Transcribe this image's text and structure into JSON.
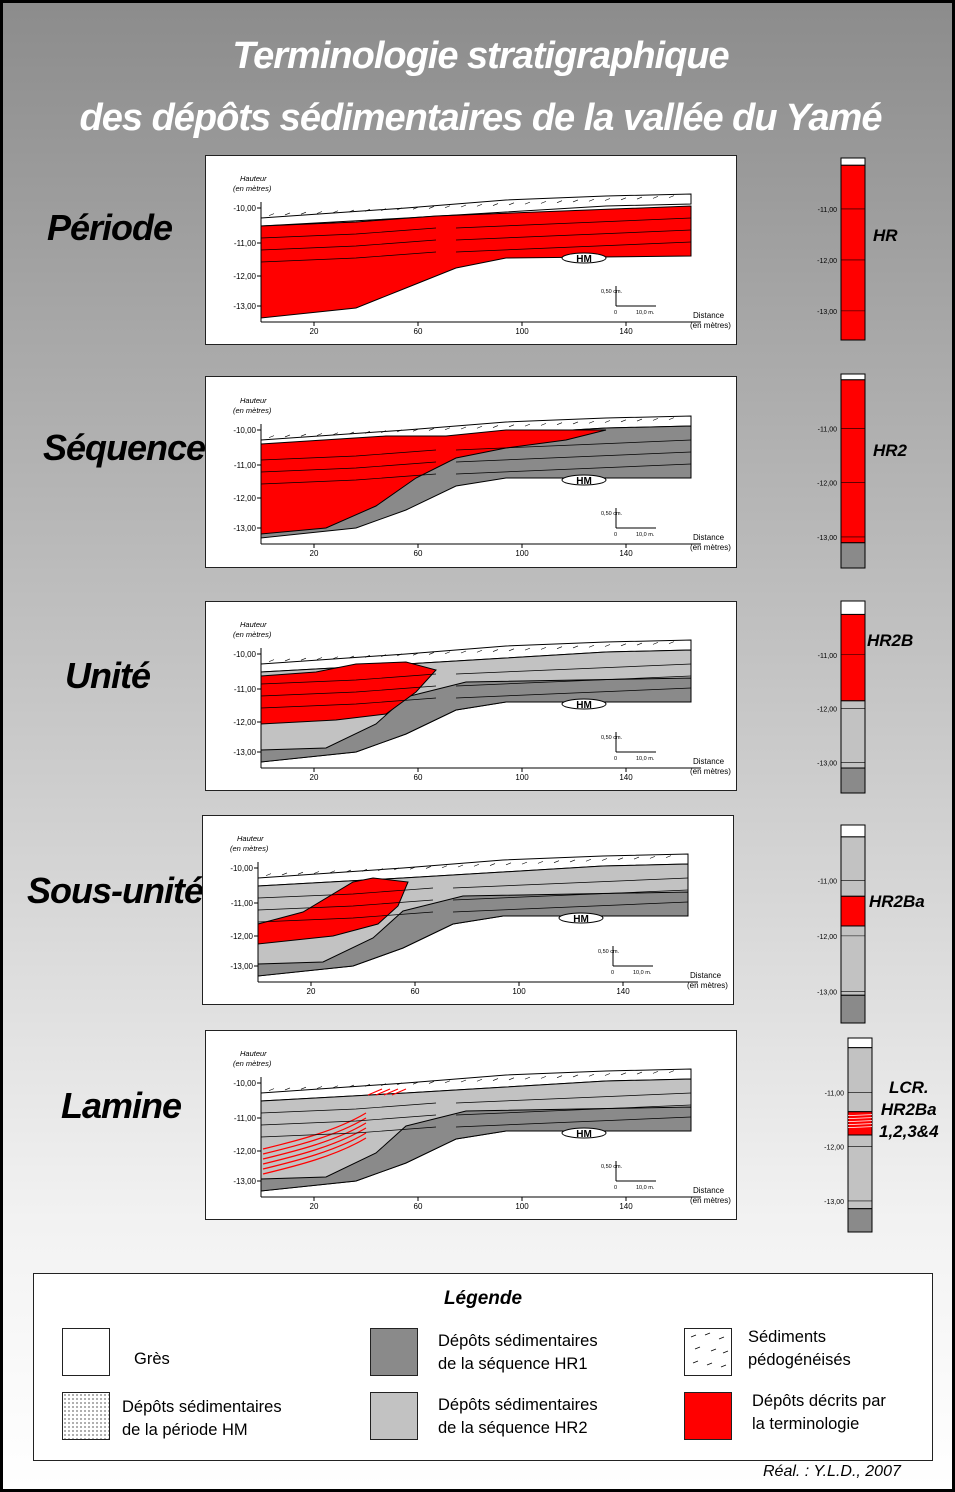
{
  "title": {
    "line1": "Terminologie stratigraphique",
    "line2": "des dépôts sédimentaires de la vallée du Yamé"
  },
  "axis_texts": {
    "hauteur": "Hauteur",
    "en_metres_paren": "(en mètres)",
    "distance": "Distance",
    "scale_v": "0,50 cm.",
    "scale_h": "10,0 m.",
    "scale_zero": "0",
    "hm": "HM"
  },
  "colors": {
    "red": "#ff0000",
    "hr1_dark": "#8a8a8a",
    "hr2_light": "#c2c2c2",
    "white": "#ffffff"
  },
  "rows": [
    {
      "level": "Période",
      "label": "HR",
      "column_label": "HR",
      "y_ticks": [
        "-10,00",
        "-11,00",
        "-12,00",
        "-13,00"
      ],
      "x_ticks": [
        "20",
        "60",
        "100",
        "140"
      ],
      "column_ticks": [
        "-11,00",
        "-12,00",
        "-13,00"
      ]
    },
    {
      "level": "Séquence",
      "label": "HR2",
      "column_label": "HR2",
      "y_ticks": [
        "-10,00",
        "-11,00",
        "-12,00",
        "-13,00"
      ],
      "x_ticks": [
        "20",
        "60",
        "100",
        "140"
      ],
      "column_ticks": [
        "-11,00",
        "-12,00",
        "-13,00"
      ]
    },
    {
      "level": "Unité",
      "label": "HR2B",
      "column_label": "HR2B",
      "y_ticks": [
        "-10,00",
        "-11,00",
        "-12,00",
        "-13,00"
      ],
      "x_ticks": [
        "20",
        "60",
        "100",
        "140"
      ],
      "column_ticks": [
        "-11,00",
        "-12,00",
        "-13,00"
      ]
    },
    {
      "level": "Sous-unité",
      "label": "HR2Ba",
      "column_label": "HR2Ba",
      "y_ticks": [
        "-10,00",
        "-11,00",
        "-12,00",
        "-13,00"
      ],
      "x_ticks": [
        "20",
        "60",
        "100",
        "140"
      ],
      "column_ticks": [
        "-11,00",
        "-12,00",
        "-13,00"
      ]
    },
    {
      "level": "Lamine",
      "label": "LCR.HR2Ba1,2,3 & 4",
      "column_label_lines": [
        "LCR.",
        "HR2Ba",
        "1,2,3&4"
      ],
      "y_ticks": [
        "-10,00",
        "-11,00",
        "-12,00",
        "-13,00"
      ],
      "x_ticks": [
        "20",
        "60",
        "100",
        "140"
      ],
      "column_ticks": [
        "-11,00",
        "-12,00",
        "-13,00"
      ]
    }
  ],
  "legend": {
    "title": "Légende",
    "items": [
      {
        "label_lines": [
          "Grès"
        ],
        "swatch": "white"
      },
      {
        "label_lines": [
          "Dépôts sédimentaires",
          "de la séquence HR1"
        ],
        "swatch": "hr1_dark"
      },
      {
        "label_lines": [
          "Sédiments",
          "pédogénéisés"
        ],
        "swatch": "pedo"
      },
      {
        "label_lines": [
          "Dépôts sédimentaires",
          "de la période HM"
        ],
        "swatch": "dotted"
      },
      {
        "label_lines": [
          "Dépôts sédimentaires",
          "de la séquence HR2"
        ],
        "swatch": "hr2_light"
      },
      {
        "label_lines": [
          "Dépôts décrits par",
          "la terminologie"
        ],
        "swatch": "red"
      }
    ]
  },
  "credit": "Réal. : Y.L.D., 2007"
}
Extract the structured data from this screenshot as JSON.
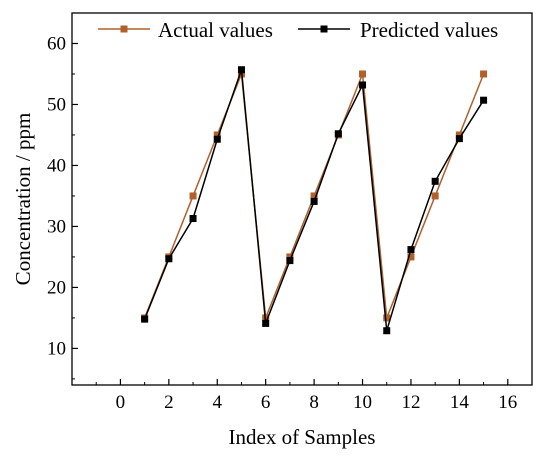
{
  "chart_data": {
    "type": "line",
    "title": "",
    "xlabel": "Index of Samples",
    "ylabel": "Concentration / ppm",
    "xlim": [
      -2,
      17
    ],
    "ylim": [
      4,
      65
    ],
    "x_ticks": [
      0,
      2,
      4,
      6,
      8,
      10,
      12,
      14,
      16
    ],
    "y_ticks": [
      10,
      20,
      30,
      40,
      50,
      60
    ],
    "x": [
      1,
      2,
      3,
      4,
      5,
      6,
      7,
      8,
      9,
      10,
      11,
      12,
      13,
      14,
      15
    ],
    "series": [
      {
        "name": "Actual values",
        "color": "#b0602a",
        "marker": "square",
        "values": [
          15,
          25,
          35,
          45,
          55,
          15,
          25,
          35,
          45,
          55,
          15,
          25,
          35,
          45,
          55
        ]
      },
      {
        "name": "Predicted values",
        "color": "#000000",
        "marker": "square",
        "values": [
          14.8,
          24.7,
          31.3,
          44.3,
          55.7,
          14.1,
          24.4,
          34.1,
          45.2,
          53.2,
          12.9,
          26.2,
          37.4,
          44.4,
          50.7
        ]
      }
    ],
    "legend_position": "top",
    "grid": false
  }
}
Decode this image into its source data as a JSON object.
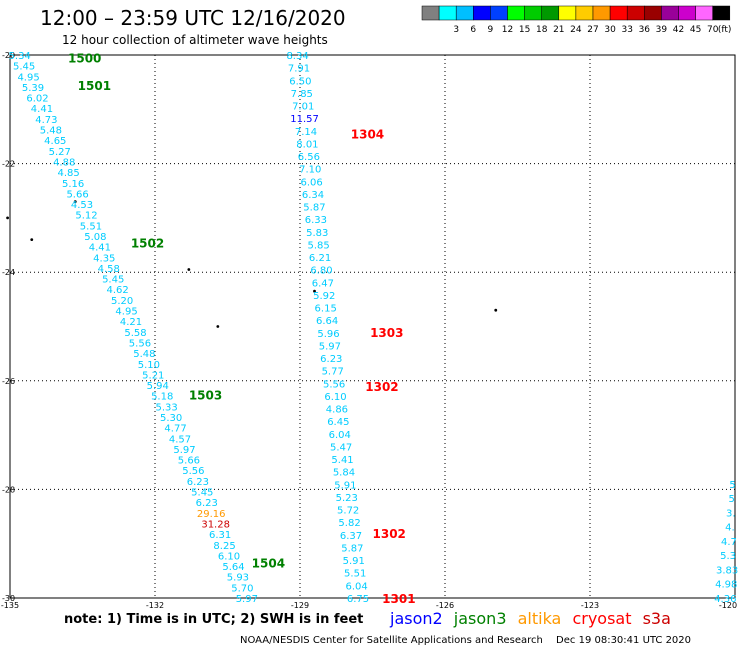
{
  "header": {
    "title": "12:00 – 23:59 UTC 12/16/2020",
    "subtitle": "12 hour collection of altimeter wave heights"
  },
  "color_scale": {
    "colors": [
      "#808080",
      "#00ffff",
      "#00bfff",
      "#0000ff",
      "#0040ff",
      "#00ff00",
      "#00cc00",
      "#009900",
      "#ffff00",
      "#ffcc00",
      "#ff9900",
      "#ff0000",
      "#cc0000",
      "#990000",
      "#990099",
      "#cc00cc",
      "#ff66ff",
      "#000000"
    ],
    "labels": [
      "3",
      "6",
      "9",
      "12",
      "15",
      "18",
      "21",
      "24",
      "27",
      "30",
      "33",
      "36",
      "39",
      "42",
      "45",
      "70"
    ],
    "unit": "(ft)"
  },
  "satellite_colors": {
    "jason2": "#0000ff",
    "jason3": "#008000",
    "altika": "#ff9900",
    "cryosat": "#ff0000",
    "s3a": "#cc0000",
    "track": "#00ccff"
  },
  "map": {
    "lon_ticks": [
      "-135",
      "-132",
      "-129",
      "-126",
      "-123",
      "-120"
    ],
    "lat_ticks": [
      "-20",
      "-22",
      "-24",
      "-26",
      "-28",
      "-30"
    ],
    "track_labels": [
      {
        "text": "1500",
        "lon": -133.8,
        "lat": -20.05,
        "color": "jason3"
      },
      {
        "text": "1501",
        "lon": -133.6,
        "lat": -20.55,
        "color": "jason3"
      },
      {
        "text": "1502",
        "lon": -132.5,
        "lat": -23.45,
        "color": "jason3"
      },
      {
        "text": "1503",
        "lon": -131.3,
        "lat": -26.25,
        "color": "jason3"
      },
      {
        "text": "1504",
        "lon": -130.0,
        "lat": -29.35,
        "color": "jason3"
      },
      {
        "text": "1304",
        "lon": -127.95,
        "lat": -21.45,
        "color": "cryosat"
      },
      {
        "text": "1303",
        "lon": -127.55,
        "lat": -25.1,
        "color": "cryosat"
      },
      {
        "text": "1302",
        "lon": -127.65,
        "lat": -26.1,
        "color": "cryosat"
      },
      {
        "text": "1302",
        "lon": -127.5,
        "lat": -28.8,
        "color": "cryosat"
      },
      {
        "text": "1301",
        "lon": -127.3,
        "lat": -30.0,
        "color": "cryosat"
      }
    ],
    "track_a": {
      "lon_start": -134.8,
      "lat_start": -20.0,
      "lon_end": -130.1,
      "lat_end": -30.0,
      "values": [
        "5.34",
        "5.45",
        "4.95",
        "5.39",
        "6.02",
        "4.41",
        "4.73",
        "5.48",
        "4.65",
        "5.27",
        "4.88",
        "4.85",
        "5.16",
        "5.66",
        "4.53",
        "5.12",
        "5.51",
        "5.08",
        "4.41",
        "4.35",
        "4.58",
        "5.45",
        "4.62",
        "5.20",
        "4.95",
        "4.21",
        "5.58",
        "5.56",
        "5.48",
        "5.10",
        "5.21",
        "5.94",
        "5.18",
        "5.33",
        "5.30",
        "4.77",
        "4.57",
        "5.97",
        "5.66",
        "5.56",
        "6.23",
        "5.45",
        "6.23",
        "29.16",
        "31.28",
        "6.31",
        "8.25",
        "6.10",
        "5.64",
        "5.93",
        "5.70",
        "5.97"
      ],
      "colored": {
        "6.23": "track",
        "29.16": "altika",
        "31.28": "s3a"
      }
    },
    "track_b": {
      "lon_start": -129.05,
      "lat_start": -20.0,
      "lon_end": -127.8,
      "lat_end": -30.0,
      "values": [
        "8.34",
        "7.91",
        "6.50",
        "7.85",
        "7.01",
        "11.57",
        "7.14",
        "8.01",
        "6.56",
        "7.10",
        "6.06",
        "6.34",
        "5.87",
        "6.33",
        "5.83",
        "5.85",
        "6.21",
        "6.80",
        "6.47",
        "5.92",
        "6.15",
        "6.64",
        "5.96",
        "5.97",
        "6.23",
        "5.77",
        "5.56",
        "6.10",
        "4.86",
        "6.45",
        "6.04",
        "5.47",
        "5.41",
        "5.84",
        "5.91",
        "5.23",
        "5.72",
        "5.82",
        "6.37",
        "5.87",
        "5.91",
        "5.51",
        "6.04",
        "6.75"
      ]
    },
    "track_c": {
      "lon_start": -120.05,
      "lat_start": -27.9,
      "lon_end": -120.2,
      "lat_end": -30.0,
      "values": [
        "5",
        "5",
        "3.",
        "4.",
        "4.7",
        "5.3",
        "3.83",
        "4.98",
        "4.36"
      ]
    },
    "islands": [
      {
        "lon": -135.05,
        "lat": -23.0
      },
      {
        "lon": -134.55,
        "lat": -23.4
      },
      {
        "lon": -133.65,
        "lat": -22.7
      },
      {
        "lon": -131.3,
        "lat": -23.95
      },
      {
        "lon": -130.7,
        "lat": -25.0
      },
      {
        "lon": -128.7,
        "lat": -24.35
      },
      {
        "lon": -124.95,
        "lat": -24.7
      }
    ]
  },
  "legend": {
    "note": "note: 1) Time is in UTC; 2) SWH is in feet",
    "sats": [
      "jason2",
      "jason3",
      "altika",
      "cryosat",
      "s3a"
    ]
  },
  "footer": {
    "credit": "NOAA/NESDIS Center for Satellite Applications and Research",
    "timestamp": "Dec 19 08:30:41 UTC 2020"
  }
}
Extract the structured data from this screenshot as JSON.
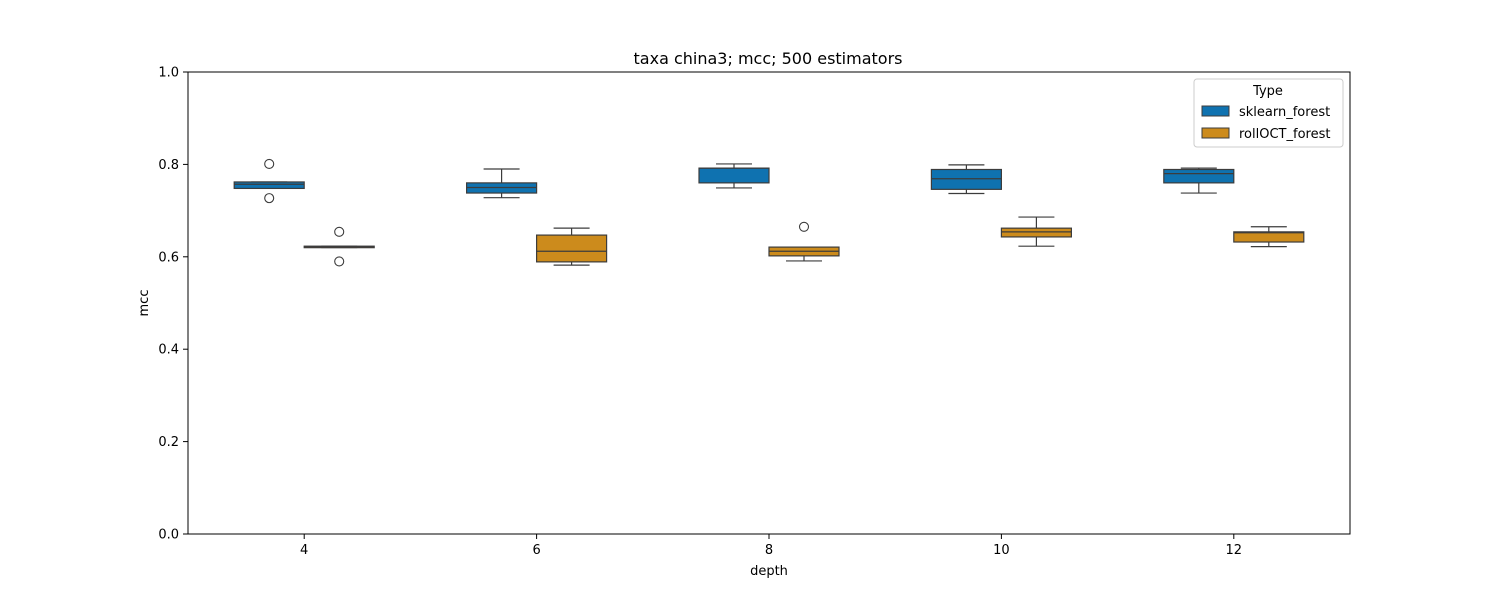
{
  "chart_data": {
    "type": "box",
    "title": "taxa china3; mcc; 500 estimators",
    "xlabel": "depth",
    "ylabel": "mcc",
    "ylim": [
      0,
      1.0
    ],
    "yticks": [
      "0.0",
      "0.2",
      "0.4",
      "0.6",
      "0.8",
      "1.0"
    ],
    "categories": [
      "4",
      "6",
      "8",
      "10",
      "12"
    ],
    "legend": {
      "title": "Type",
      "position": "top-right"
    },
    "series": [
      {
        "name": "sklearn_forest",
        "color": "#0f72b0",
        "boxes": [
          {
            "whisker_low": 0.748,
            "q1": 0.748,
            "median": 0.757,
            "q3": 0.762,
            "whisker_high": 0.762,
            "outliers": [
              0.801,
              0.727
            ]
          },
          {
            "whisker_low": 0.728,
            "q1": 0.738,
            "median": 0.75,
            "q3": 0.76,
            "whisker_high": 0.79,
            "outliers": []
          },
          {
            "whisker_low": 0.749,
            "q1": 0.76,
            "median": 0.792,
            "q3": 0.792,
            "whisker_high": 0.801,
            "outliers": []
          },
          {
            "whisker_low": 0.737,
            "q1": 0.746,
            "median": 0.769,
            "q3": 0.789,
            "whisker_high": 0.799,
            "outliers": []
          },
          {
            "whisker_low": 0.738,
            "q1": 0.76,
            "median": 0.78,
            "q3": 0.789,
            "whisker_high": 0.792,
            "outliers": []
          }
        ]
      },
      {
        "name": "rollOCT_forest",
        "color": "#cc8b1c",
        "boxes": [
          {
            "whisker_low": 0.62,
            "q1": 0.62,
            "median": 0.622,
            "q3": 0.623,
            "whisker_high": 0.623,
            "outliers": [
              0.654,
              0.59
            ]
          },
          {
            "whisker_low": 0.582,
            "q1": 0.589,
            "median": 0.612,
            "q3": 0.647,
            "whisker_high": 0.662,
            "outliers": []
          },
          {
            "whisker_low": 0.591,
            "q1": 0.602,
            "median": 0.612,
            "q3": 0.621,
            "whisker_high": 0.621,
            "outliers": [
              0.665
            ]
          },
          {
            "whisker_low": 0.623,
            "q1": 0.643,
            "median": 0.654,
            "q3": 0.662,
            "whisker_high": 0.686,
            "outliers": []
          },
          {
            "whisker_low": 0.622,
            "q1": 0.632,
            "median": 0.652,
            "q3": 0.654,
            "whisker_high": 0.665,
            "outliers": []
          }
        ]
      }
    ]
  }
}
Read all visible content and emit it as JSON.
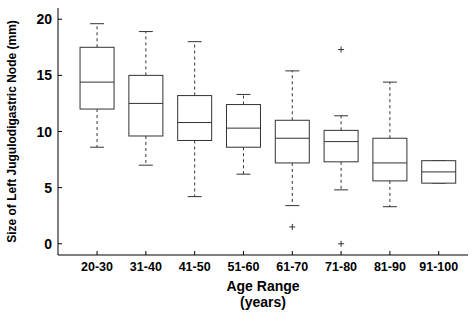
{
  "chart_data": {
    "type": "box",
    "y_label": "Size of Left Jugulodigastric Node (mm)",
    "x_label": "Age Range\n(years)",
    "categories": [
      "20-30",
      "31-40",
      "41-50",
      "51-60",
      "61-70",
      "71-80",
      "81-90",
      "91-100"
    ],
    "boxes": [
      {
        "min": 8.6,
        "q1": 12.0,
        "median": 14.4,
        "q3": 17.5,
        "max": 19.6,
        "outliers": []
      },
      {
        "min": 7.0,
        "q1": 9.6,
        "median": 12.5,
        "q3": 15.0,
        "max": 18.9,
        "outliers": []
      },
      {
        "min": 4.2,
        "q1": 9.2,
        "median": 10.8,
        "q3": 13.2,
        "max": 18.0,
        "outliers": []
      },
      {
        "min": 6.2,
        "q1": 8.6,
        "median": 10.3,
        "q3": 12.4,
        "max": 13.3,
        "outliers": []
      },
      {
        "min": 3.4,
        "q1": 7.2,
        "median": 9.4,
        "q3": 11.0,
        "max": 15.4,
        "outliers": [
          1.5
        ]
      },
      {
        "min": 4.8,
        "q1": 7.3,
        "median": 9.1,
        "q3": 10.1,
        "max": 11.4,
        "outliers": [
          17.3,
          0
        ]
      },
      {
        "min": 3.3,
        "q1": 5.6,
        "median": 7.2,
        "q3": 9.4,
        "max": 14.4,
        "outliers": []
      },
      {
        "min": 5.4,
        "q1": 5.4,
        "median": 6.4,
        "q3": 7.4,
        "max": 7.4,
        "outliers": []
      }
    ],
    "color": "#333333",
    "marker": "plus",
    "ylim": [
      -1,
      21
    ],
    "yticks": [
      0,
      5,
      10,
      15,
      20
    ],
    "grid": false
  }
}
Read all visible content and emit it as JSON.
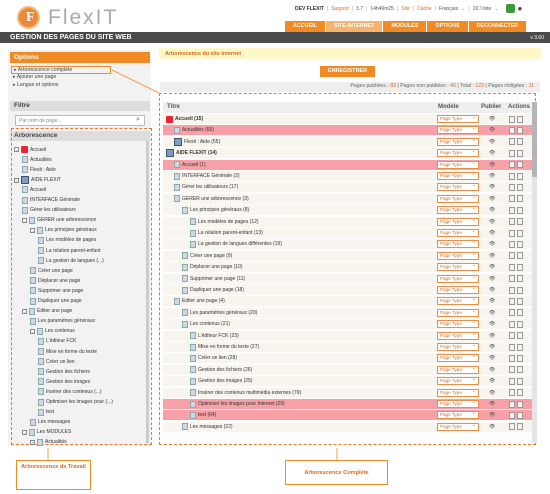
{
  "app": {
    "logo_text": "FlexIT",
    "logo_letter": "F"
  },
  "topbar": {
    "user": "DEV FLEXIT",
    "support": "Support",
    "version_small": "3.7",
    "time": "14h49m25",
    "site": "Site",
    "cache": "Cache",
    "language": "Français",
    "pages_per_view": "10 / liste"
  },
  "nav": {
    "items": [
      {
        "label": "ACCUEIL"
      },
      {
        "label": "SITE INTERNET"
      },
      {
        "label": "MODULES"
      },
      {
        "label": "OPTIONS"
      },
      {
        "label": "DECONNECTER"
      }
    ]
  },
  "title": {
    "text": "GESTION DES PAGES DU SITE WEB",
    "version": "v 3.60"
  },
  "options": {
    "heading": "Options",
    "links": [
      "Arborescence complète",
      "Ajouter une page",
      "Langue et options"
    ]
  },
  "filter": {
    "heading": "Filtre",
    "placeholder": "Par nom de page..."
  },
  "tree": {
    "heading": "Arborescence",
    "items": [
      "Accueil",
      "Actualités",
      "Flexit : Aide",
      "AIDE FLEXIT",
      "Accueil",
      "INTERFACE Générale",
      "Gérer les utilisateurs",
      "GERER une arborescence",
      "Les principes généraux",
      "Les modèles de pages",
      "La relation parent-enfant",
      "La gestion de langues (...)",
      "Créer une page",
      "Déplacer une page",
      "Supprimer une page",
      "Dupliquer une page",
      "Editer une page",
      "Les paramètres généraux",
      "Les contenus",
      "L'éditeur FCK",
      "Mise en forme du texte",
      "Créer un lien",
      "Gestion des fichiers",
      "Gestion des images",
      "Insérer des contenus (...)",
      "Optimiser les images pour (...)",
      "test",
      "Les messages",
      "Les MODULES",
      "Actualités"
    ]
  },
  "main": {
    "heading": "Arborescence du site internet",
    "register_label": "ENREGISTRER",
    "stats": {
      "published_label": "Pages publiées :",
      "published": "83",
      "unpublished_label": "Pages non publiées :",
      "unpublished": "40",
      "total_label": "Total :",
      "total": "123",
      "edited_label": "Pages rédigées :",
      "edited": "11"
    },
    "columns": {
      "title": "Titre",
      "model": "Modèle",
      "publish": "Publier",
      "actions": "Actions"
    },
    "select_value": "Page Type",
    "rows": [
      {
        "label": "Accueil (15)",
        "bold": true
      },
      {
        "label": "Actualités (65)"
      },
      {
        "label": "Flexit : Aide (55)"
      },
      {
        "label": "AIDE FLEXIT (14)",
        "bold": true
      },
      {
        "label": "Accueil (1)"
      },
      {
        "label": "INTERFACE Générale (2)"
      },
      {
        "label": "Gérer les utilisateurs (17)"
      },
      {
        "label": "GERER une arborescence (3)"
      },
      {
        "label": "Les principes généraux (8)"
      },
      {
        "label": "Les modèles de pages (12)"
      },
      {
        "label": "La relation parent-enfant (13)"
      },
      {
        "label": "La gestion de langues différentes (19)"
      },
      {
        "label": "Créer une page (9)"
      },
      {
        "label": "Déplacer une page (10)"
      },
      {
        "label": "Supprimer une page (11)"
      },
      {
        "label": "Dupliquer une page (18)"
      },
      {
        "label": "Editer une page (4)"
      },
      {
        "label": "Les paramètres généraux (20)"
      },
      {
        "label": "Les contenus (21)"
      },
      {
        "label": "L'éditeur FCK (23)"
      },
      {
        "label": "Mise en forme du texte (27)"
      },
      {
        "label": "Créer un lien (28)"
      },
      {
        "label": "Gestion des fichiers (26)"
      },
      {
        "label": "Gestion des images (25)"
      },
      {
        "label": "Insérer des contenus multimédia externes (79)"
      },
      {
        "label": "Optimiser les images pour Internet (29)"
      },
      {
        "label": "test (64)"
      },
      {
        "label": "Les messages (22)"
      }
    ]
  },
  "annotations": {
    "left": "Arborescence de Travail",
    "right": "Arborescence Complète"
  }
}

* **REQUIREMENT**: Pick out and copy the lines of the entries that hold the string "Optimiser".

* **EXERCISE RESPONSE**:
      "Optimiser les images pour (...)",
        "label": "Optimiser les images pour Internet (29)"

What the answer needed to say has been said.